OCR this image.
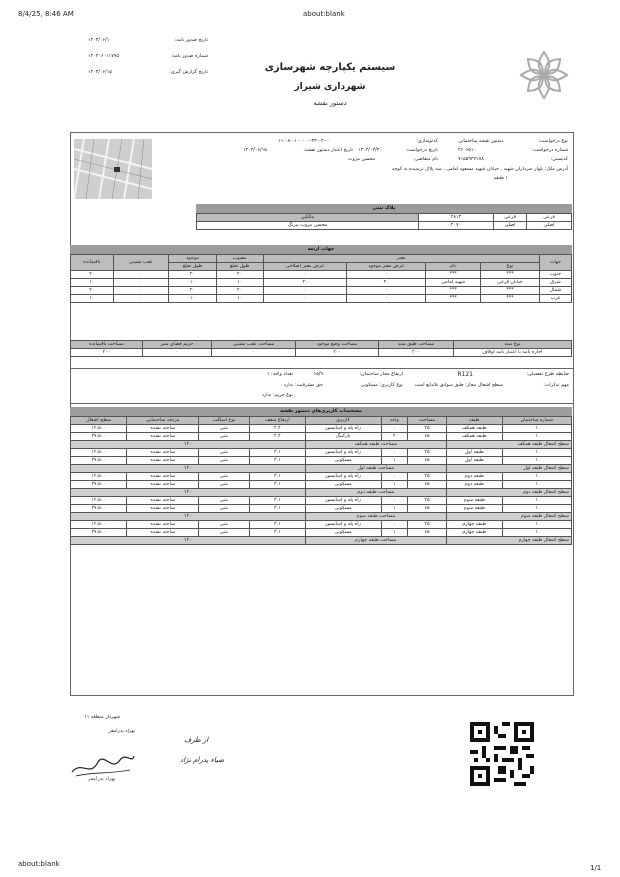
8/4/25, 8:46 AM	about:blank
سیستم یکپارچه شهرسازی
شهرداری شیراز
دستور نقشه
تاریخ صدور نامه:
۱۴۰۳/۰۶/۱۰
شماره صدور نامه:
۱۴۰۳۰۶۰۱۱۷۹۵
تاریخ گزارش گیری:
۱۴۰۳/۰۶/۱۵
نوع درخواست:
دستور نقشه ساختمانی
شماره درخواست:
۴۶۰۶۵۱۰
کدپستی:
۷۱۵۵۹۳۷۱۸۸
کدنوسازی:
۱۱-۰۸-۰۱۰۰۰۰۰-۳۳-۰۴-۰۰
تاریخ درخواست:
۱۴۰۳/۰۳/۳۰
تاریخ اعتبار دستور نقشه:
۱۴۰۴/۰۶/۱۵
نام متقاضی:
محسن مروت
آدرس ملک: بلوار سرداران شهید ، خیابان شهید مسعود امامی ، سه پلاک نرسیده به کوچه
۱ طبقه
پلاک ثبتی
فرعی	فرعی	۲۸۱۳	مالکین
اصلی	اصلی	۲۰۷۰	محسن مروت پیرنگ
جهات اربعه
جهات	معبر				مصوب	موجود	عقب نشینی	باقیمانده
	نوع	نام	عرض معبر موجود	عرض معبر اصلاحی	طول ضلع	طول ضلع		
جنوب	***	***	۰	۰	۲۰	۲۰	۰	۲۰
شرق	خیابان فرعی	شهید امامی	۲۰	۲۰	۱۰	۱۰	۰	۱۰
شمال	***	***	۰	۰	۲۰	۲۰	۰	۲۰
غرب	***	***	۰	۰	۱۰	۱۰	۰	۱۰
نوع سند	مساحت طبق سند	مساحت وضع موجود	مساحت عقب نشینی	حریم فضای سبز	مساحت باقیمانده
اجاره نامه با اعتبار نامه اوقاف	۲۰۰	۲۰۰	۰	۰	۲۰۰
ضابطه طرح تفصیلی:
R121
ارتفاع مجاز ساختمان:
۱۵/۹
تعداد واحد: ۱
مهم تذکرات:
سطح اشغال مجاز: طبق سوابق بلامانع است
نوع کاربری: مسکونی
حق مشرفیت: ندارد
نوع حریم: ندارد
مشخصات کاربری‌های دستور نقشه
شماره ساختمان	طبقه	مساحت	واحد	کاربری	ارتفاع سقف	نوع اسکلت	مرحله ساختمانی	سطح اشغال
۱	طبقه همکف	۲۵	۰	راه پله و آسانسور	۲.۴	بتنی	ساخته نشده	۱۲.۵۰۰
۱	طبقه همکف	۶۵	۴	پارکینگ	۲.۴	بتنی	ساخته نشده	۴۷.۵۰۰
سطح اشغال طبقه همکف		مساحت طبقه همکف			۱۲۰			
۱	طبقه اول	۲۵	۰	راه پله و آسانسور	۳.۱	بتنی	ساخته نشده	۱۲.۵۰۰
۱	طبقه اول	۶۵	۱	مسکونی	۳.۱	بتنی	ساخته نشده	۴۷.۵۰۰
سطح اشغال طبقه اول		مساحت طبقه اول			۱۲۰			
۱	طبقه دوم	۲۵	۰	راه پله و آسانسور	۳.۱	بتنی	ساخته نشده	۱۲.۵۰۰
۱	طبقه دوم	۶۵	۱	مسکونی	۳.۱	بتنی	ساخته نشده	۴۷.۵۰۰
سطح اشغال طبقه دوم		مساحت طبقه دوم			۱۲۰			
۱	طبقه سوم	۲۵	۰	راه پله و آسانسور	۳.۱	بتنی	ساخته نشده	۱۲.۵۰۰
۱	طبقه سوم	۶۵	۱	مسکونی	۳.۱	بتنی	ساخته نشده	۴۷.۵۰۰
سطح اشغال طبقه سوم		مساحت طبقه سوم			۱۲۰			
۱	طبقه چهارم	۲۵	۰	راه پله و آسانسور	۳.۱	بتنی	ساخته نشده	۱۲.۵۰۰
۱	طبقه چهارم	۶۵	۱	مسکونی	۳.۱	بتنی	ساخته نشده	۴۷.۵۰۰
سطح اشغال طبقه چهارم		مساحت طبقه چهارم			۱۲۰			
شهردار منطقه ۱۱
بهزاد پدرامفر
بهزاد پدرامفر
از طرف
ضیاء پدرام نژاد
about:blank	1/1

^^^^^^^^

_SET TASK_
Verbatim reproduction of every record is required; images are left out.

_PROBLEM SOLUTION_
OCR this image.
8/4/25, 8:46 AM	about:blank
سیستم یکپارچه شهرسازی
شهرداری شیراز
دستور نقشه
تاریخ صدور نامه:
۱۴۰۳/۰۶/۱۰
شماره صدور نامه:
۱۴۰۳۰۶۰۱۱۷۹۵
تاریخ گزارش گیری:
۱۴۰۳/۰۶/۱۵
نوع درخواست:
دستور نقشه ساختمانی
شماره درخواست:
۴۶۰۶۵۱۰
کدپستی:
۷۱۵۵۹۳۷۱۸۸
کدنوسازی:
۱۱-۰۸-۰۱۰۰۰۰۰-۳۳-۰۴-۰۰
تاریخ درخواست:
۱۴۰۳/۰۳/۳۰
تاریخ اعتبار دستور نقشه:
۱۴۰۴/۰۶/۱۵
نام متقاضی:
محسن مروت
آدرس ملک: بلوار سرداران شهید ، خیابان شهید مسعود امامی ، سه پلاک نرسیده به کوچه
۱ طبقه
پلاک ثبتی
فرعی	فرعی	۲۸۱۳	مالکین
اصلی	اصلی	۲۰۷۰	محسن مروت پیرنگ
جهات اربعه
جهات	معبر				مصوب	موجود	عقب نشینی	باقیمانده
	نوع	نام	عرض معبر موجود	عرض معبر اصلاحی	طول ضلع	طول ضلع		
جنوب	***	***	۰	۰	۲۰	۲۰	۰	۲۰
شرق	خیابان فرعی	شهید امامی	۲۰	۲۰	۱۰	۱۰	۰	۱۰
شمال	***	***	۰	۰	۲۰	۲۰	۰	۲۰
غرب	***	***	۰	۰	۱۰	۱۰	۰	۱۰
نوع سند	مساحت طبق سند	مساحت وضع موجود	مساحت عقب نشینی	حریم فضای سبز	مساحت باقیمانده
اجاره نامه با اعتبار نامه اوقاف	۲۰۰	۲۰۰	۰	۰	۲۰۰
ضابطه طرح تفصیلی:
R121
ارتفاع مجاز ساختمان:
۱۵/۹
تعداد واحد: ۱
مهم تذکرات:
سطح اشغال مجاز: طبق سوابق بلامانع است
نوع کاربری: مسکونی
حق مشرفیت: ندارد
نوع حریم: ندارد
مشخصات کاربری‌های دستور نقشه
شماره ساختمان	طبقه	مساحت	واحد	کاربری	ارتفاع سقف	نوع اسکلت	مرحله ساختمانی	سطح اشغال
۱	طبقه همکف	۲۵	۰	راه پله و آسانسور	۲.۴	بتنی	ساخته نشده	۱۲.۵۰۰
۱	طبقه همکف	۶۵	۴	پارکینگ	۲.۴	بتنی	ساخته نشده	۴۷.۵۰۰
سطح اشغال طبقه همکف		مساحت طبقه همکف			۱۲۰			
۱	طبقه اول	۲۵	۰	راه پله و آسانسور	۳.۱	بتنی	ساخته نشده	۱۲.۵۰۰
۱	طبقه اول	۶۵	۱	مسکونی	۳.۱	بتنی	ساخته نشده	۴۷.۵۰۰
سطح اشغال طبقه اول		مساحت طبقه اول			۱۲۰			
۱	طبقه دوم	۲۵	۰	راه پله و آسانسور	۳.۱	بتنی	ساخته نشده	۱۲.۵۰۰
۱	طبقه دوم	۶۵	۱	مسکونی	۳.۱	بتنی	ساخته نشده	۴۷.۵۰۰
سطح اشغال طبقه دوم		مساحت طبقه دوم			۱۲۰			
۱	طبقه سوم	۲۵	۰	راه پله و آسانسور	۳.۱	بتنی	ساخته نشده	۱۲.۵۰۰
۱	طبقه سوم	۶۵	۱	مسکونی	۳.۱	بتنی	ساخته نشده	۴۷.۵۰۰
سطح اشغال طبقه سوم		مساحت طبقه سوم			۱۲۰			
۱	طبقه چهارم	۲۵	۰	راه پله و آسانسور	۳.۱	بتنی	ساخته نشده	۱۲.۵۰۰
۱	طبقه چهارم	۶۵	۱	مسکونی	۳.۱	بتنی	ساخته نشده	۴۷.۵۰۰
سطح اشغال طبقه چهارم		مساحت طبقه چهارم			۱۲۰			
شهردار منطقه ۱۱
بهزاد پدرامفر
بهزاد پدرامفر
از طرف
ضیاء پدرام نژاد
about:blank	1/1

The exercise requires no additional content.